(Collected data)
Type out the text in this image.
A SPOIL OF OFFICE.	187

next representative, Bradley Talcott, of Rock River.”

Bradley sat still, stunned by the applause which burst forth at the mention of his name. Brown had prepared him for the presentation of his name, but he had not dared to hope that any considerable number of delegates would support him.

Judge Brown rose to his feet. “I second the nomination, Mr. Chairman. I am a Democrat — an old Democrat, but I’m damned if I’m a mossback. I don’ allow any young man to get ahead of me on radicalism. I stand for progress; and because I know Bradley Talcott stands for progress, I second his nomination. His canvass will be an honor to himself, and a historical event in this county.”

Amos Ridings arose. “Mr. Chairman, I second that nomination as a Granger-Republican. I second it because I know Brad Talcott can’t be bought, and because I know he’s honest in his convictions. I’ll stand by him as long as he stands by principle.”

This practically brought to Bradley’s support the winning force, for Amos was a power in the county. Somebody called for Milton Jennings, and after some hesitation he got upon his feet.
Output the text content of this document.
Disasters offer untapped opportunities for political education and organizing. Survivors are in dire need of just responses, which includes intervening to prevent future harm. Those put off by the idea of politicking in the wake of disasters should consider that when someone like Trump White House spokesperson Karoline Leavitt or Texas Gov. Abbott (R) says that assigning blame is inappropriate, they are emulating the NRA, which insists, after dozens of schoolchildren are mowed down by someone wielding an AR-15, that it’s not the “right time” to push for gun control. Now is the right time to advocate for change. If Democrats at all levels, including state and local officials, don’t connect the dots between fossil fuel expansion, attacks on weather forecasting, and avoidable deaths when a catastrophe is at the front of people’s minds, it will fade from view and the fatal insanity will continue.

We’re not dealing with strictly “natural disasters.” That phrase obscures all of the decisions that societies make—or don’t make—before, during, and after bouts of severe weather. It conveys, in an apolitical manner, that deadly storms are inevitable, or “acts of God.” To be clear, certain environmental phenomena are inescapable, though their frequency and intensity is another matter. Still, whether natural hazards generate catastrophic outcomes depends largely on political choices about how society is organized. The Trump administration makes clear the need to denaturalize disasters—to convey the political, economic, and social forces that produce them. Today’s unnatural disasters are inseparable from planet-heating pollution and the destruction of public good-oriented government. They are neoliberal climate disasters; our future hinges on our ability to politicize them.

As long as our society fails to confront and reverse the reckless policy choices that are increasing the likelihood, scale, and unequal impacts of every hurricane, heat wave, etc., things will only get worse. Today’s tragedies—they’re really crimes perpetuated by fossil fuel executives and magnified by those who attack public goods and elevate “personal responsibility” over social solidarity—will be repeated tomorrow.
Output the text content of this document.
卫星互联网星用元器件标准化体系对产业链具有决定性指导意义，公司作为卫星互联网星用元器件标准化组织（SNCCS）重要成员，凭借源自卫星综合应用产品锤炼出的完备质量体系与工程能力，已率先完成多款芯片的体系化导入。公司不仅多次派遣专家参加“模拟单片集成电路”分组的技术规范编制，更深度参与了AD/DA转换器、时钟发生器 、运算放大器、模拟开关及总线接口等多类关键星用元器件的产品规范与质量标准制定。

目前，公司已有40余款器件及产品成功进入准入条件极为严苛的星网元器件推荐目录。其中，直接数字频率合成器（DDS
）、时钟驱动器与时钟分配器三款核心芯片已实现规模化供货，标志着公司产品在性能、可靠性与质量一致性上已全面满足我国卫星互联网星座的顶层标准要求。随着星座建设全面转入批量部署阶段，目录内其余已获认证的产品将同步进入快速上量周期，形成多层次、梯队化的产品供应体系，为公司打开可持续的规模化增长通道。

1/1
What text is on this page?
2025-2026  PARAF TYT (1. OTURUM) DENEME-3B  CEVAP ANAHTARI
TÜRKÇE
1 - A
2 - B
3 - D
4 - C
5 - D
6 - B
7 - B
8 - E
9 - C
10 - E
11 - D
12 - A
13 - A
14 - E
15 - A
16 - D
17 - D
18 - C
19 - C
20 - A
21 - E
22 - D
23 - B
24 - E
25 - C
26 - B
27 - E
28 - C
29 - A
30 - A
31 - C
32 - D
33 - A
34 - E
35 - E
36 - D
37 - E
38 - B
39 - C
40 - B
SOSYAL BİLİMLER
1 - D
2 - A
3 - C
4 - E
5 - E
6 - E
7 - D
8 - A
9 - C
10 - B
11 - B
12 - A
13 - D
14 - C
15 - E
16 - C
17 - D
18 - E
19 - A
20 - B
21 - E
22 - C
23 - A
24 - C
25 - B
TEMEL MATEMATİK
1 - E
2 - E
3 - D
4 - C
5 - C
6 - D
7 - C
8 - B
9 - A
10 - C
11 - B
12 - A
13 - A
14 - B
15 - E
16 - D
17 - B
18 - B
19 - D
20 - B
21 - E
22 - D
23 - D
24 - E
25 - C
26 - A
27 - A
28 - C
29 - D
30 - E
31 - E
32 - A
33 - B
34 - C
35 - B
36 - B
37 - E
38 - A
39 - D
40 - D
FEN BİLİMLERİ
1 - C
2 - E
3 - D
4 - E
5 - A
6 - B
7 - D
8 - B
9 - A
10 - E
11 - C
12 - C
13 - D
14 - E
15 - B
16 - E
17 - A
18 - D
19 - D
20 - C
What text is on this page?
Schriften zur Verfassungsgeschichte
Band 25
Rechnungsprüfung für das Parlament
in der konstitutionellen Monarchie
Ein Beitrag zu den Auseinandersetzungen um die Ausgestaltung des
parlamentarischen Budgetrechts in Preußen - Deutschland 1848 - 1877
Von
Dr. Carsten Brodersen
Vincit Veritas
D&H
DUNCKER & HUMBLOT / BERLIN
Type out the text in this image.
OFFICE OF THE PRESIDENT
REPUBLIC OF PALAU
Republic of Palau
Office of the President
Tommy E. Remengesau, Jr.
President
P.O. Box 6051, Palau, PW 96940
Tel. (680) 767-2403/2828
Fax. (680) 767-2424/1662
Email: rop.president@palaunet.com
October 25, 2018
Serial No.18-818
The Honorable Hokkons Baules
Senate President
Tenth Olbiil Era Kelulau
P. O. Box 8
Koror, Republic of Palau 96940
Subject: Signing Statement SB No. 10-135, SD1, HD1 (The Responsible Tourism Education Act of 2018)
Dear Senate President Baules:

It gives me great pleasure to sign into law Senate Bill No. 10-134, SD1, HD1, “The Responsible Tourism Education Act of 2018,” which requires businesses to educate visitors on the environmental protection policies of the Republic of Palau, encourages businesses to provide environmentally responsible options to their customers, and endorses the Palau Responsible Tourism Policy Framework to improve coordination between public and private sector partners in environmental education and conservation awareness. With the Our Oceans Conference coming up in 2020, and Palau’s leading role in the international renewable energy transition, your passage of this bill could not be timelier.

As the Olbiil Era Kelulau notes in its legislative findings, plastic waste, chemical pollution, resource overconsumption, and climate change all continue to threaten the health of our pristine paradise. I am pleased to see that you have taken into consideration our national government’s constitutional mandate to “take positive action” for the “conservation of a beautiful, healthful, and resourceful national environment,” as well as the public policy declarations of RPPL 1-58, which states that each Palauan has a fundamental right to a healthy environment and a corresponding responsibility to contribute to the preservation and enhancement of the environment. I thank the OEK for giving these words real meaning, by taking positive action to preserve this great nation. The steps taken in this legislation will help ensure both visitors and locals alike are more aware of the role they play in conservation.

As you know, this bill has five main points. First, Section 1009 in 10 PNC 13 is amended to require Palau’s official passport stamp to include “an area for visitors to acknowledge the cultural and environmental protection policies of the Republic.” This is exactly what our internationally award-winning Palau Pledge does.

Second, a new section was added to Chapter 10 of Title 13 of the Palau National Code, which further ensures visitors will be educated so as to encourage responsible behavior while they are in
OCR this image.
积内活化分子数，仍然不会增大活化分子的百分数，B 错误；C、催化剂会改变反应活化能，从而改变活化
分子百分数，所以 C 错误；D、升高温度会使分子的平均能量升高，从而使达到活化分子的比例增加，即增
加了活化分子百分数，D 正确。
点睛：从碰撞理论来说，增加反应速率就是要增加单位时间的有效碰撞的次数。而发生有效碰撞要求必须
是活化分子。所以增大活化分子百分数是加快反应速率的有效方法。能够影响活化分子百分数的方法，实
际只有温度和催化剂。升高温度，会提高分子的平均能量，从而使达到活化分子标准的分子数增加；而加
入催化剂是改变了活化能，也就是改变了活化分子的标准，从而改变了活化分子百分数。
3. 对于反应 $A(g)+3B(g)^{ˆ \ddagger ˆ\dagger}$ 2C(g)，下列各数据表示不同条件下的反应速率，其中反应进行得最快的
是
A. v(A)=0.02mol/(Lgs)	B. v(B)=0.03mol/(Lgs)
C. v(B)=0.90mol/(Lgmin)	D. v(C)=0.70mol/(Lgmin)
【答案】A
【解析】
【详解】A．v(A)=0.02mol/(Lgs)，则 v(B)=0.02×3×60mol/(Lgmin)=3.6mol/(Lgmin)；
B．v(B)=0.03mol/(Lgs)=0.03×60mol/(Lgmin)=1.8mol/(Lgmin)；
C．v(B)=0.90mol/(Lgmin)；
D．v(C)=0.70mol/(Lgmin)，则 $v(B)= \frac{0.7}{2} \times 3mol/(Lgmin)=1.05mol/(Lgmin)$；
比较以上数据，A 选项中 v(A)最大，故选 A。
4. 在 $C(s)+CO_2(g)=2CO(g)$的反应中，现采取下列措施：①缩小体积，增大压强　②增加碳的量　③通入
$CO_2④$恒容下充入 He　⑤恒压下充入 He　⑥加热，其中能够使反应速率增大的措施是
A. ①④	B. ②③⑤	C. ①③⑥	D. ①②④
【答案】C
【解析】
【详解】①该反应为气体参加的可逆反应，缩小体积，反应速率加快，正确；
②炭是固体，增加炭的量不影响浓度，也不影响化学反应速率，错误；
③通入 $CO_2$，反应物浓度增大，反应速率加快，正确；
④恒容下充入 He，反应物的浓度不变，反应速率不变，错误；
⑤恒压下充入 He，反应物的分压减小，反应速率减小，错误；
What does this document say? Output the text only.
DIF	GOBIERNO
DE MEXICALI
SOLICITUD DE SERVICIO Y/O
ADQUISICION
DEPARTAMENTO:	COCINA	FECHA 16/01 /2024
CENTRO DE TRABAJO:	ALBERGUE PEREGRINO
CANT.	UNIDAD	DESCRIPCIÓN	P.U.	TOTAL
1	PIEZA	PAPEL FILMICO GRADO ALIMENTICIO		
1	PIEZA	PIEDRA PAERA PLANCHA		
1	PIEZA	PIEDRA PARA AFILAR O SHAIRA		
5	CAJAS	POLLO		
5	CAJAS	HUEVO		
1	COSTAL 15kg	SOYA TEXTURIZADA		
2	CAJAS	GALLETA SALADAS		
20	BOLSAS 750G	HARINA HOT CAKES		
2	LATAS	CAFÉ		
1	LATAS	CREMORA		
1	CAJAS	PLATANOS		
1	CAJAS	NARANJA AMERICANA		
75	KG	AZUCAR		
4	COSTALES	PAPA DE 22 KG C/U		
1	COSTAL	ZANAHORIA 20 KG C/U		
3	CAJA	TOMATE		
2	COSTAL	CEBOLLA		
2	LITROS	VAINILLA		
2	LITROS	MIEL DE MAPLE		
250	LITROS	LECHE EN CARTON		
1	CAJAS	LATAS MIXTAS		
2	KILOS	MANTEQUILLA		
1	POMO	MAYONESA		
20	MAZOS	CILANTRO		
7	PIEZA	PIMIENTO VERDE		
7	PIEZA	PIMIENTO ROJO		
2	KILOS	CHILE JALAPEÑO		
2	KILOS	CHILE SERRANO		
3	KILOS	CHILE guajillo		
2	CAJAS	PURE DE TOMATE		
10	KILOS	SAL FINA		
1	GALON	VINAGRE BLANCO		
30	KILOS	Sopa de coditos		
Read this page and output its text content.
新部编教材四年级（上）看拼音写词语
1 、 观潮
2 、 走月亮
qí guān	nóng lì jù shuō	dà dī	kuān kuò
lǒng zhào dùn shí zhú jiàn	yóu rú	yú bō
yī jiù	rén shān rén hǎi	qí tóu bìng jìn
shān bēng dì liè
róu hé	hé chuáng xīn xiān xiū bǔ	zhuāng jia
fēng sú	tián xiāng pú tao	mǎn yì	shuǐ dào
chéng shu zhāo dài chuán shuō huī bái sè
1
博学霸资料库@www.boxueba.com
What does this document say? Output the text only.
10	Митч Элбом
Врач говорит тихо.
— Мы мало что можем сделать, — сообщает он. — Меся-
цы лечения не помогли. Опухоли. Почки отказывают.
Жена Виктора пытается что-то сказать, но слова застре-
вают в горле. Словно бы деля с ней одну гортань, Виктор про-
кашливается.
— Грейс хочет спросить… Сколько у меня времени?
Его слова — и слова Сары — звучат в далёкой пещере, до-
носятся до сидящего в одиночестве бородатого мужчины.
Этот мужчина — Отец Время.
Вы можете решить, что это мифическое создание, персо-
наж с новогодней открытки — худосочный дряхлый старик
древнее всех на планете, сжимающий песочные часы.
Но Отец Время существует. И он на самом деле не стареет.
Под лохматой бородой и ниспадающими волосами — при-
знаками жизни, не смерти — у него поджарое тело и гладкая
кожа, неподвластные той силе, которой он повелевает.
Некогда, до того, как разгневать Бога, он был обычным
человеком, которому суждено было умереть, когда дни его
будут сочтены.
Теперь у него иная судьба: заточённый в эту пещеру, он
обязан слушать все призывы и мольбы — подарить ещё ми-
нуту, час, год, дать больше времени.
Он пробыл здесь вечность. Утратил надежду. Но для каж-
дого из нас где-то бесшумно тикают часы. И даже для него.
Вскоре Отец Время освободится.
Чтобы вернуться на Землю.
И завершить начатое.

== Set task ==
Report every line in the data above in which the word "fuel" appears.

== Exercise response ==
Disasters offer untapped opportunities for political education and organizing. Survivors are in dire need of just responses, which includes intervening to prevent future harm. Those put off by the idea of politicking in the wake of disasters should consider that when someone like Trump White House spokesperson Karoline Leavitt or Texas Gov. Abbott (R) says that assigning blame is inappropriate, they are emulating the NRA, which insists, after dozens of schoolchildren are mowed down by someone wielding an AR-15, that it’s not the “right time” to push for gun control. Now is the right time to advocate for change. If Democrats at all levels, including state and local officials, don’t connect the dots between fossil fuel expansion, attacks on weather forecasting, and avoidable deaths when a catastrophe is at the front of people’s minds, it will fade from view and the fatal insanity will continue.
As long as our society fails to confront and reverse the reckless policy choices that are increasing the likelihood, scale, and unequal impacts of every hurricane, heat wave, etc., things will only get worse. Today’s tragedies—they’re really crimes perpetuated by fossil fuel executives and magnified by those who attack public goods and elevate “personal responsibility” over social solidarity—will be repeated tomorrow.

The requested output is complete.